*** SUPPLIED DATA Section Begins ***
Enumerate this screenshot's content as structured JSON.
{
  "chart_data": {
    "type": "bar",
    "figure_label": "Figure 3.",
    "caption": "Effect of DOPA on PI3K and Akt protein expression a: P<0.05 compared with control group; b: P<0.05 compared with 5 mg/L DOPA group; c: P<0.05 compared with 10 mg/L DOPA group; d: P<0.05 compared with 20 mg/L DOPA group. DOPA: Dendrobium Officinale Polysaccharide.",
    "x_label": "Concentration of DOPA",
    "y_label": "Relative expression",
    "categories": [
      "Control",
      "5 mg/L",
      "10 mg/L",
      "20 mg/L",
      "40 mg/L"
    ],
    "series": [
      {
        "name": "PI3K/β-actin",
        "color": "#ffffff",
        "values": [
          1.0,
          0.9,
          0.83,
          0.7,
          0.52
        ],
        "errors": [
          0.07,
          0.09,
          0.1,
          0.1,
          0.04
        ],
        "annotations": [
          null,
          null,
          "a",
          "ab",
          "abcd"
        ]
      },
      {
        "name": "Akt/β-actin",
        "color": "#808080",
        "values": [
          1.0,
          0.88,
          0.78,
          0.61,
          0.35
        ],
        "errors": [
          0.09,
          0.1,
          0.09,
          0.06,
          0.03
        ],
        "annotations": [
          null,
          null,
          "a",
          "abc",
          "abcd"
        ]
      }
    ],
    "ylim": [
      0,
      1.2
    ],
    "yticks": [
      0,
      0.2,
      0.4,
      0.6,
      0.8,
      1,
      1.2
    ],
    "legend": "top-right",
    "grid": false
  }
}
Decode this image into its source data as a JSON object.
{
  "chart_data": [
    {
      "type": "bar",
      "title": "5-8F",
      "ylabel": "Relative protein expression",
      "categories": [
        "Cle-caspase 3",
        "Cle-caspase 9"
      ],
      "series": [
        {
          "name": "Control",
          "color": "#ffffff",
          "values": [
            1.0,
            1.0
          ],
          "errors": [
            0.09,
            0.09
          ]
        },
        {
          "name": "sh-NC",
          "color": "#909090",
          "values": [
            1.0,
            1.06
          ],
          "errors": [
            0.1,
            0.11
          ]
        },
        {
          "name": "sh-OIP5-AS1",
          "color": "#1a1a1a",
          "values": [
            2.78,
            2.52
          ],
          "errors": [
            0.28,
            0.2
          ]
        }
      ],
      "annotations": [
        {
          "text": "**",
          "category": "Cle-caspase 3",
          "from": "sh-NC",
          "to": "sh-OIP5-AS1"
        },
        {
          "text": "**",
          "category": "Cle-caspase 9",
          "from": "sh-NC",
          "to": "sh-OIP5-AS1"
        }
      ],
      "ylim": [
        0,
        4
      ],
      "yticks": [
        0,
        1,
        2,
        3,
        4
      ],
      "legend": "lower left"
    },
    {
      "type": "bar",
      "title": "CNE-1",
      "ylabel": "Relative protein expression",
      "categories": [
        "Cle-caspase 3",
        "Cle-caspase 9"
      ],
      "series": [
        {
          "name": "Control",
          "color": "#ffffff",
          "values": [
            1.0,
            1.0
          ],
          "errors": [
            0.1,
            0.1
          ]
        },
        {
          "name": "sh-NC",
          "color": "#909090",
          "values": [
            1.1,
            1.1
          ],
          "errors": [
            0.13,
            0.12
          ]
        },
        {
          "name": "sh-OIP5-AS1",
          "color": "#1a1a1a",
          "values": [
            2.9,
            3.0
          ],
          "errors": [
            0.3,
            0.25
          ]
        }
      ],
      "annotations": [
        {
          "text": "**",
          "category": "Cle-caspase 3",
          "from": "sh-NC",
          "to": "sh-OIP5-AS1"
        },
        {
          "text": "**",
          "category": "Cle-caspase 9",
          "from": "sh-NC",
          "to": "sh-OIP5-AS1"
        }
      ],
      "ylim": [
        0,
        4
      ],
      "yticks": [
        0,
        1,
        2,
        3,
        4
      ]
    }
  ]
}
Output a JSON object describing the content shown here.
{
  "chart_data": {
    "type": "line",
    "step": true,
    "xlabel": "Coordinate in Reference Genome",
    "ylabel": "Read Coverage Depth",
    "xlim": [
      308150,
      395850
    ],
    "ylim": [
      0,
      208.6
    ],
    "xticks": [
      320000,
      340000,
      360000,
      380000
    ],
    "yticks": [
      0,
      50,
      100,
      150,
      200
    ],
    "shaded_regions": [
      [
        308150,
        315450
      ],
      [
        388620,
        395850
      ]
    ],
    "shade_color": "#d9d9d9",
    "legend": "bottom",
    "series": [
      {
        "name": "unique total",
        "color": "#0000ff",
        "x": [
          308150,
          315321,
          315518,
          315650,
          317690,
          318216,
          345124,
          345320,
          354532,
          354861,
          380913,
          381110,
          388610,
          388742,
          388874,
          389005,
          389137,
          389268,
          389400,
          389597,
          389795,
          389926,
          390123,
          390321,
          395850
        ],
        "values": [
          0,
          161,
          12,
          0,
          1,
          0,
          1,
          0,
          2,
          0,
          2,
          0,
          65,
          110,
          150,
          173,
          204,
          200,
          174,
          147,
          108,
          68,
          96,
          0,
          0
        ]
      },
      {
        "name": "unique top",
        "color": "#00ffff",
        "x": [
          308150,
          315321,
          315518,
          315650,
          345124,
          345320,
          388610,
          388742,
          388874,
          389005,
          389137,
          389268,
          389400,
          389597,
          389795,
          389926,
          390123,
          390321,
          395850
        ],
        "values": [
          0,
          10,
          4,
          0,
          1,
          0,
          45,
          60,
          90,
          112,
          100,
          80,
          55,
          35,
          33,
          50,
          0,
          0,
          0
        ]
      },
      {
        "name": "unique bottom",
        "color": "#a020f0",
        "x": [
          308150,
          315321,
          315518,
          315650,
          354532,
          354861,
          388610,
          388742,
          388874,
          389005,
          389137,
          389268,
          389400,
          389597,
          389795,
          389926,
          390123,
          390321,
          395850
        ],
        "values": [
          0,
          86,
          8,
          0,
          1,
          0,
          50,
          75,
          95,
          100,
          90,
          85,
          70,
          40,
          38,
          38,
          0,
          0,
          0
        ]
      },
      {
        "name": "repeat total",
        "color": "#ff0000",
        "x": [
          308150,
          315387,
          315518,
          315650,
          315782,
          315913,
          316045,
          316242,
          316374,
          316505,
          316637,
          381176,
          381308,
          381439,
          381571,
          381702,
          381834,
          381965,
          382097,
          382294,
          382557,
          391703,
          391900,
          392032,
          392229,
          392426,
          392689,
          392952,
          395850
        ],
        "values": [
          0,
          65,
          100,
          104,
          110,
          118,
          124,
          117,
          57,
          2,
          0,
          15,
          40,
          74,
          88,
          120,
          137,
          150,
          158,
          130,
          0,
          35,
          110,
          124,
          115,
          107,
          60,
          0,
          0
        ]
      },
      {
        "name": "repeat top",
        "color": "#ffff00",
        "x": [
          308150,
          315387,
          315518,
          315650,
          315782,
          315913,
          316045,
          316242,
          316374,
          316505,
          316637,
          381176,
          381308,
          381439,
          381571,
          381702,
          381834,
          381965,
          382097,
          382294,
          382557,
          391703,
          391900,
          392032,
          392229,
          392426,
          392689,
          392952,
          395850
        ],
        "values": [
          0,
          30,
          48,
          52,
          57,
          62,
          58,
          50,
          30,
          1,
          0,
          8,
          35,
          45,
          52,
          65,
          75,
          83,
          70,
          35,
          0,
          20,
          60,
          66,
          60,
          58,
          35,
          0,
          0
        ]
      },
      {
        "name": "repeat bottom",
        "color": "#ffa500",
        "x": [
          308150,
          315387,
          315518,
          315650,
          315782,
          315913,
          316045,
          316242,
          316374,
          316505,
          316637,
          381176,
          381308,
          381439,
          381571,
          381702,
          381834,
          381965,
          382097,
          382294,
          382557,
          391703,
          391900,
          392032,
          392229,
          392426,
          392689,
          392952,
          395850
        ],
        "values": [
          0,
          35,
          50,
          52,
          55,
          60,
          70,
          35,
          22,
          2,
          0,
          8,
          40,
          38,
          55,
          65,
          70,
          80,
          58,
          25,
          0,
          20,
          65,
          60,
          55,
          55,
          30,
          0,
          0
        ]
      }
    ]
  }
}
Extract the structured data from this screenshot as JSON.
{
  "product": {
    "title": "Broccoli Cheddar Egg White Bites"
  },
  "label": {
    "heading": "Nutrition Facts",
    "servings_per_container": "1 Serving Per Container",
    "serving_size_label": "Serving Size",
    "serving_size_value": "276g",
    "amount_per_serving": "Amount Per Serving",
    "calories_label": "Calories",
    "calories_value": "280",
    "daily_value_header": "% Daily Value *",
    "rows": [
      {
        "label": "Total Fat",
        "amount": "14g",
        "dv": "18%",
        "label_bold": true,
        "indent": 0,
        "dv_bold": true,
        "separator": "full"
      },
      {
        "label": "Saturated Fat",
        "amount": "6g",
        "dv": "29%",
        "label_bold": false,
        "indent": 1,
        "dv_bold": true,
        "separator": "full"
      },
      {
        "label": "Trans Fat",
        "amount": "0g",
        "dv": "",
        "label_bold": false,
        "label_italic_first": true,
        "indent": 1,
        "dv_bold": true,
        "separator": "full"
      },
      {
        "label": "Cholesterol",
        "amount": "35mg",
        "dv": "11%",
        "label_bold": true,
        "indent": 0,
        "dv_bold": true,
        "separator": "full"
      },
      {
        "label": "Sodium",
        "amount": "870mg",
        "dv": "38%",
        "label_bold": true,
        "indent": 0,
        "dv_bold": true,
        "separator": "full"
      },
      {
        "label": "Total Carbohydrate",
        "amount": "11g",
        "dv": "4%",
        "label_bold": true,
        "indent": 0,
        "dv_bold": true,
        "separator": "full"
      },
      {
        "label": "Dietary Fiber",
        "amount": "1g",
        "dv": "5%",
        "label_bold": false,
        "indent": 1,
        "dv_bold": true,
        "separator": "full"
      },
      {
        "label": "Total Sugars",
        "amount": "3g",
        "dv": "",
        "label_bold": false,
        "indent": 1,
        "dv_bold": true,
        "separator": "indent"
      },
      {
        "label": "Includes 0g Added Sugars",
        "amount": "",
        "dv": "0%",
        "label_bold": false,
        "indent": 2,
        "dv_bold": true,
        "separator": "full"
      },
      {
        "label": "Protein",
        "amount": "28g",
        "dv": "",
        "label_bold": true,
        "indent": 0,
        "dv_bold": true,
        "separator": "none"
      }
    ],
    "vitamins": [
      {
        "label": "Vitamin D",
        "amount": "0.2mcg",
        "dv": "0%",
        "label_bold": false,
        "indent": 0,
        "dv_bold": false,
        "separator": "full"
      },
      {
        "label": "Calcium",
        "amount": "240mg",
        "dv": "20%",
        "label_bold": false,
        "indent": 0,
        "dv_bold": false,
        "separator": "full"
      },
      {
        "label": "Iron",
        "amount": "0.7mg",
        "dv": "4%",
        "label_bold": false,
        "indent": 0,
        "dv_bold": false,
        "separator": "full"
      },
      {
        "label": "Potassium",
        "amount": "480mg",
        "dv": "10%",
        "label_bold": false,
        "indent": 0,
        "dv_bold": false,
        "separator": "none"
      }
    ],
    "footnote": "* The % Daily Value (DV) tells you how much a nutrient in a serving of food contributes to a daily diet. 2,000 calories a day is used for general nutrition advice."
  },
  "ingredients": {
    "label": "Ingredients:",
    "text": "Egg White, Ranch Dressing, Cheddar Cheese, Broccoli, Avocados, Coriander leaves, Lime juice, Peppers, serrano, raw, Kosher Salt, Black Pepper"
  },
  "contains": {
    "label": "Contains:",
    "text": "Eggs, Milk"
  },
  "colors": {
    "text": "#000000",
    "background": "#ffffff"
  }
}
*** SUPPLIED DATA Section Ends ***
Extract all lines of the records above that include "screenshot".

Enumerate this screenshot's content as structured JSON.
Extract the structured data from this screenshot as JSON.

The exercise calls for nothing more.